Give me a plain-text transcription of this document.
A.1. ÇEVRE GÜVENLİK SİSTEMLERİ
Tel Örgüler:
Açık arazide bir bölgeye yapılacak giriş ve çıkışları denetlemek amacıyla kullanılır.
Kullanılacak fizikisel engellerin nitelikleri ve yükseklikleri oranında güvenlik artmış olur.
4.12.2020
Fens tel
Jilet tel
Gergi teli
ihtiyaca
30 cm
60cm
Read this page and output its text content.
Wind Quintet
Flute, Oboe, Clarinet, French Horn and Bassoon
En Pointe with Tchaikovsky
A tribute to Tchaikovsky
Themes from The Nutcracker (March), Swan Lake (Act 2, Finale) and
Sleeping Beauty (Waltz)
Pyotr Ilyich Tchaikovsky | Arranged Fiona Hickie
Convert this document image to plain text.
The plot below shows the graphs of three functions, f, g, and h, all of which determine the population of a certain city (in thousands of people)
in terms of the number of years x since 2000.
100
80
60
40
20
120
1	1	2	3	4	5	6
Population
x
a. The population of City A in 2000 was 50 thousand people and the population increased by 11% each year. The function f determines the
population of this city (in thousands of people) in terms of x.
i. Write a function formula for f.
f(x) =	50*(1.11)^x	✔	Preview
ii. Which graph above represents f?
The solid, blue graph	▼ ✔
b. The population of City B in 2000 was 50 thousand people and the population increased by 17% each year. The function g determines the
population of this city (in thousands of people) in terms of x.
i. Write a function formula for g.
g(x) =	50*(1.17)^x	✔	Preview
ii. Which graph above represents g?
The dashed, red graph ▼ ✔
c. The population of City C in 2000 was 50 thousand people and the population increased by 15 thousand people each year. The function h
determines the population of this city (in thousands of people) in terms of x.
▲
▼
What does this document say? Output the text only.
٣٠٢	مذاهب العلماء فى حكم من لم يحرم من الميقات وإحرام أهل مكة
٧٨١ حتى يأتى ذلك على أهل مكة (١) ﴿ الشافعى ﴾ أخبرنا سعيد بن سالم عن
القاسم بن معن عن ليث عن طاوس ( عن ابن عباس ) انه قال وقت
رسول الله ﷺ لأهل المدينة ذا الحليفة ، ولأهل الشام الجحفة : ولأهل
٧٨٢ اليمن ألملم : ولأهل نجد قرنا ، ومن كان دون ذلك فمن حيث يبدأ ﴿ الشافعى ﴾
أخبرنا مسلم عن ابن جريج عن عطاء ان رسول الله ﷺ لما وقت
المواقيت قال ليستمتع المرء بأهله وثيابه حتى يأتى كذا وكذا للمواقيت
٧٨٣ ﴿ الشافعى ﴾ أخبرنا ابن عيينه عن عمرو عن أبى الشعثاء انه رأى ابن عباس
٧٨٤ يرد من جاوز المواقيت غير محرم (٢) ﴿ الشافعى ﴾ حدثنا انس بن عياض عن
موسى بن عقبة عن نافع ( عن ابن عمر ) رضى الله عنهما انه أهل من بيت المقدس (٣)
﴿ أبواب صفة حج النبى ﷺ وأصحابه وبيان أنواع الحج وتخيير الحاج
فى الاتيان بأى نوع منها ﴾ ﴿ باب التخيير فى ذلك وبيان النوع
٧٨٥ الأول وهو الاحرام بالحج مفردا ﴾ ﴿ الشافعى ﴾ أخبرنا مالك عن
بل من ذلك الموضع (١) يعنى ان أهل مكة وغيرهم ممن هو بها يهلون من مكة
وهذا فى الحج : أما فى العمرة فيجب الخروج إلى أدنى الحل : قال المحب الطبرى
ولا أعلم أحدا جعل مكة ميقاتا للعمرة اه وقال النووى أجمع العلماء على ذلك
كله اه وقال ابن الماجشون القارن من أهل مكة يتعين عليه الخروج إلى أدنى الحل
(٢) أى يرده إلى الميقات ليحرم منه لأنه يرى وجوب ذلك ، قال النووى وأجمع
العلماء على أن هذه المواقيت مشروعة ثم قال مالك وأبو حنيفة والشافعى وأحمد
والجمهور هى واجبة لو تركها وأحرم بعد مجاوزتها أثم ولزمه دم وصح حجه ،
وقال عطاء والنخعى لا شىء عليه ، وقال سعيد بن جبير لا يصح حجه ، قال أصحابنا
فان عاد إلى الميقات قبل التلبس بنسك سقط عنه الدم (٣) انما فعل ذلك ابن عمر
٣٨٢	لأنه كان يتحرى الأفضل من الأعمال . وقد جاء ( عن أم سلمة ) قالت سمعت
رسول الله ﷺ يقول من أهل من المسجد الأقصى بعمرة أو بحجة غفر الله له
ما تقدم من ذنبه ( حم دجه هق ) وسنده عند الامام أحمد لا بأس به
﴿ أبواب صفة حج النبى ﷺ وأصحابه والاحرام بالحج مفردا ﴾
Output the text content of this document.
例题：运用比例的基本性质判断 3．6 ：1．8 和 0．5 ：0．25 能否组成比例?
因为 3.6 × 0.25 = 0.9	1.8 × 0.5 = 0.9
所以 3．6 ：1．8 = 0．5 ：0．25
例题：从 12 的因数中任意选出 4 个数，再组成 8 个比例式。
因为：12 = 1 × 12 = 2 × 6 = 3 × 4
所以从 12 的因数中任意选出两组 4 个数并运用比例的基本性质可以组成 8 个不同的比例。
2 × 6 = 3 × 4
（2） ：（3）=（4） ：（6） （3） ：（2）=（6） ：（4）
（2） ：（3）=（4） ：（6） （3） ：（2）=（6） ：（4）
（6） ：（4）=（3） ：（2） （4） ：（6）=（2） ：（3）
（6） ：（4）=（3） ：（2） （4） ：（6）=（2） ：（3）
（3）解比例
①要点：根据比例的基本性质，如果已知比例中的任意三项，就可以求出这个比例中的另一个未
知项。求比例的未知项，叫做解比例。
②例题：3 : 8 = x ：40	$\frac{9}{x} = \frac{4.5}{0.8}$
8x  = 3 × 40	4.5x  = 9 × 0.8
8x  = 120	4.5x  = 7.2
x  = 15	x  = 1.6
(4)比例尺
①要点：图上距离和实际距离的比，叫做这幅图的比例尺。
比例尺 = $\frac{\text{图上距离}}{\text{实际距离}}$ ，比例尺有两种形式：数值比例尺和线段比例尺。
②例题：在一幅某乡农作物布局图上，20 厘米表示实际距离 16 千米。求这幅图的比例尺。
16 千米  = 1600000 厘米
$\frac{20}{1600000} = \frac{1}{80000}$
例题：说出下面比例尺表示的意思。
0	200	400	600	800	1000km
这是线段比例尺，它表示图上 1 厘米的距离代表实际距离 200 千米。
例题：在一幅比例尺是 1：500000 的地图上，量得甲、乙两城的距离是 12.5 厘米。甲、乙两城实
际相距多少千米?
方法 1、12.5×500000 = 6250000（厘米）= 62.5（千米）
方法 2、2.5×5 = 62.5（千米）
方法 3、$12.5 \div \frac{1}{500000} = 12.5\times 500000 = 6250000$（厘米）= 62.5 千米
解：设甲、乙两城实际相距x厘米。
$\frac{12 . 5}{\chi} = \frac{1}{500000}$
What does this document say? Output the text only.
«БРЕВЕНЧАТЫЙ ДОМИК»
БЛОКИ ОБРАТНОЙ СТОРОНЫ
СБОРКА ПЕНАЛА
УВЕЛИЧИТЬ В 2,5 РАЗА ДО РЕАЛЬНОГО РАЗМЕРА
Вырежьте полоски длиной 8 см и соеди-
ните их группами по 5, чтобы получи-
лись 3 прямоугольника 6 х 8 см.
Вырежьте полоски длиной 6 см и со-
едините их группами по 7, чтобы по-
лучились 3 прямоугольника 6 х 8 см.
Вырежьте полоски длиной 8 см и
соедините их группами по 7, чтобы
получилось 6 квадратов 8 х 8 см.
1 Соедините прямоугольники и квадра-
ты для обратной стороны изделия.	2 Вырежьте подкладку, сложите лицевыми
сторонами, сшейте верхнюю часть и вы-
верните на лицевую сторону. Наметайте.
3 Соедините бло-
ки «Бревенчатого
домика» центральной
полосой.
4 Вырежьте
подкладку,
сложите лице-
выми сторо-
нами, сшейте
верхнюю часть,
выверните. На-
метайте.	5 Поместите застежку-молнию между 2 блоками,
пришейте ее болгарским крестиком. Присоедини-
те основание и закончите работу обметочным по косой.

────────

Show the lines that mention the word "Вырежьте".

Вырежьте полоски длиной 8 см и соеди-
Вырежьте полоски длиной 6 см и со-
Вырежьте полоски длиной 8 см и
ты для обратной стороны изделия.	2 Вырежьте подкладку, сложите лицевыми
4 Вырежьте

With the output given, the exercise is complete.